** begin DATASET ENTRIES **

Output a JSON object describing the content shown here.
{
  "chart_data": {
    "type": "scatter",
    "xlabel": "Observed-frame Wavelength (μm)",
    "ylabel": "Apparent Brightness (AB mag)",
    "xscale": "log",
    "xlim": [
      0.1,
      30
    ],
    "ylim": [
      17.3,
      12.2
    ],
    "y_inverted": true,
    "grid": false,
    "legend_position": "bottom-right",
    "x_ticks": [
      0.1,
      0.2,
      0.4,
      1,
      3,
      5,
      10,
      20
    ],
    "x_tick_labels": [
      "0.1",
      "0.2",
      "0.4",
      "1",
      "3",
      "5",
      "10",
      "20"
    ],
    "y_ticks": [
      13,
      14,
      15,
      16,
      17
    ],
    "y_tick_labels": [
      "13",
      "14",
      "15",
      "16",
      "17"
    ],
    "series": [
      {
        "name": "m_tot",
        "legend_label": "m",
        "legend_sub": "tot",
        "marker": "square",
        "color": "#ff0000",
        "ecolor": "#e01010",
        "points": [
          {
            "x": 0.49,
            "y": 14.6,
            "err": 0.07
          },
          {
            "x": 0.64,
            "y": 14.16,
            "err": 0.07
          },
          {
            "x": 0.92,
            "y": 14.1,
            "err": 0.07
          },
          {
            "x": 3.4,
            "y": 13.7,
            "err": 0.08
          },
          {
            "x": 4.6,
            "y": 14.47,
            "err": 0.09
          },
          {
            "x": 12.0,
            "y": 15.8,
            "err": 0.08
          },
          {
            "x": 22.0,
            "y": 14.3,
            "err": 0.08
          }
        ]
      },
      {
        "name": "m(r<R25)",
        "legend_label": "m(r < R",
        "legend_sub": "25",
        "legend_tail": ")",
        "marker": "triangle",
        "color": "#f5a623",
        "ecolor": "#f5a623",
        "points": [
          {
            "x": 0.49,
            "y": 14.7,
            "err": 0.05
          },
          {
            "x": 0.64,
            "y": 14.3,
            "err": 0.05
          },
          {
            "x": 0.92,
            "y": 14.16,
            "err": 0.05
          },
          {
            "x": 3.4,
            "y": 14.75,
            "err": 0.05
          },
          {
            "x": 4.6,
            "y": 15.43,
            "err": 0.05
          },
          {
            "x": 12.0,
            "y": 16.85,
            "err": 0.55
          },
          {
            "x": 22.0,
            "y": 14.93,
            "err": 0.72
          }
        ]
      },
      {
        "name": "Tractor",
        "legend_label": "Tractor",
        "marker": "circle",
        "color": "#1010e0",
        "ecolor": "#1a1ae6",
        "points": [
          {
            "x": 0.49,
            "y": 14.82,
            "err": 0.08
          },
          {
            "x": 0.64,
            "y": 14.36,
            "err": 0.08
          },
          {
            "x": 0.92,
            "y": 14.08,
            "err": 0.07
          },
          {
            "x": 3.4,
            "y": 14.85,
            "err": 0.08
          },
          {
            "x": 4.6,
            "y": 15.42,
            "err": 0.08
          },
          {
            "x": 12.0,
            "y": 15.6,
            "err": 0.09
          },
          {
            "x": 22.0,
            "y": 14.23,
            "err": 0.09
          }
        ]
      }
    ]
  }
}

** end DATASET ENTRIES **

● WHAT YOU SHOULD DO: Recopy the entries above in their entirety, exactly.

● TASK SOLUTION:
Output a JSON object describing the content shown here.
{
  "chart_data": {
    "type": "scatter",
    "xlabel": "Observed-frame Wavelength (μm)",
    "ylabel": "Apparent Brightness (AB mag)",
    "xscale": "log",
    "xlim": [
      0.1,
      30
    ],
    "ylim": [
      17.3,
      12.2
    ],
    "y_inverted": true,
    "grid": false,
    "legend_position": "bottom-right",
    "x_ticks": [
      0.1,
      0.2,
      0.4,
      1,
      3,
      5,
      10,
      20
    ],
    "x_tick_labels": [
      "0.1",
      "0.2",
      "0.4",
      "1",
      "3",
      "5",
      "10",
      "20"
    ],
    "y_ticks": [
      13,
      14,
      15,
      16,
      17
    ],
    "y_tick_labels": [
      "13",
      "14",
      "15",
      "16",
      "17"
    ],
    "series": [
      {
        "name": "m_tot",
        "legend_label": "m",
        "legend_sub": "tot",
        "marker": "square",
        "color": "#ff0000",
        "ecolor": "#e01010",
        "points": [
          {
            "x": 0.49,
            "y": 14.6,
            "err": 0.07
          },
          {
            "x": 0.64,
            "y": 14.16,
            "err": 0.07
          },
          {
            "x": 0.92,
            "y": 14.1,
            "err": 0.07
          },
          {
            "x": 3.4,
            "y": 13.7,
            "err": 0.08
          },
          {
            "x": 4.6,
            "y": 14.47,
            "err": 0.09
          },
          {
            "x": 12.0,
            "y": 15.8,
            "err": 0.08
          },
          {
            "x": 22.0,
            "y": 14.3,
            "err": 0.08
          }
        ]
      },
      {
        "name": "m(r<R25)",
        "legend_label": "m(r < R",
        "legend_sub": "25",
        "legend_tail": ")",
        "marker": "triangle",
        "color": "#f5a623",
        "ecolor": "#f5a623",
        "points": [
          {
            "x": 0.49,
            "y": 14.7,
            "err": 0.05
          },
          {
            "x": 0.64,
            "y": 14.3,
            "err": 0.05
          },
          {
            "x": 0.92,
            "y": 14.16,
            "err": 0.05
          },
          {
            "x": 3.4,
            "y": 14.75,
            "err": 0.05
          },
          {
            "x": 4.6,
            "y": 15.43,
            "err": 0.05
          },
          {
            "x": 12.0,
            "y": 16.85,
            "err": 0.55
          },
          {
            "x": 22.0,
            "y": 14.93,
            "err": 0.72
          }
        ]
      },
      {
        "name": "Tractor",
        "legend_label": "Tractor",
        "marker": "circle",
        "color": "#1010e0",
        "ecolor": "#1a1ae6",
        "points": [
          {
            "x": 0.49,
            "y": 14.82,
            "err": 0.08
          },
          {
            "x": 0.64,
            "y": 14.36,
            "err": 0.08
          },
          {
            "x": 0.92,
            "y": 14.08,
            "err": 0.07
          },
          {
            "x": 3.4,
            "y": 14.85,
            "err": 0.08
          },
          {
            "x": 4.6,
            "y": 15.42,
            "err": 0.08
          },
          {
            "x": 12.0,
            "y": 15.6,
            "err": 0.09
          },
          {
            "x": 22.0,
            "y": 14.23,
            "err": 0.09
          }
        ]
      }
    ]
  }
}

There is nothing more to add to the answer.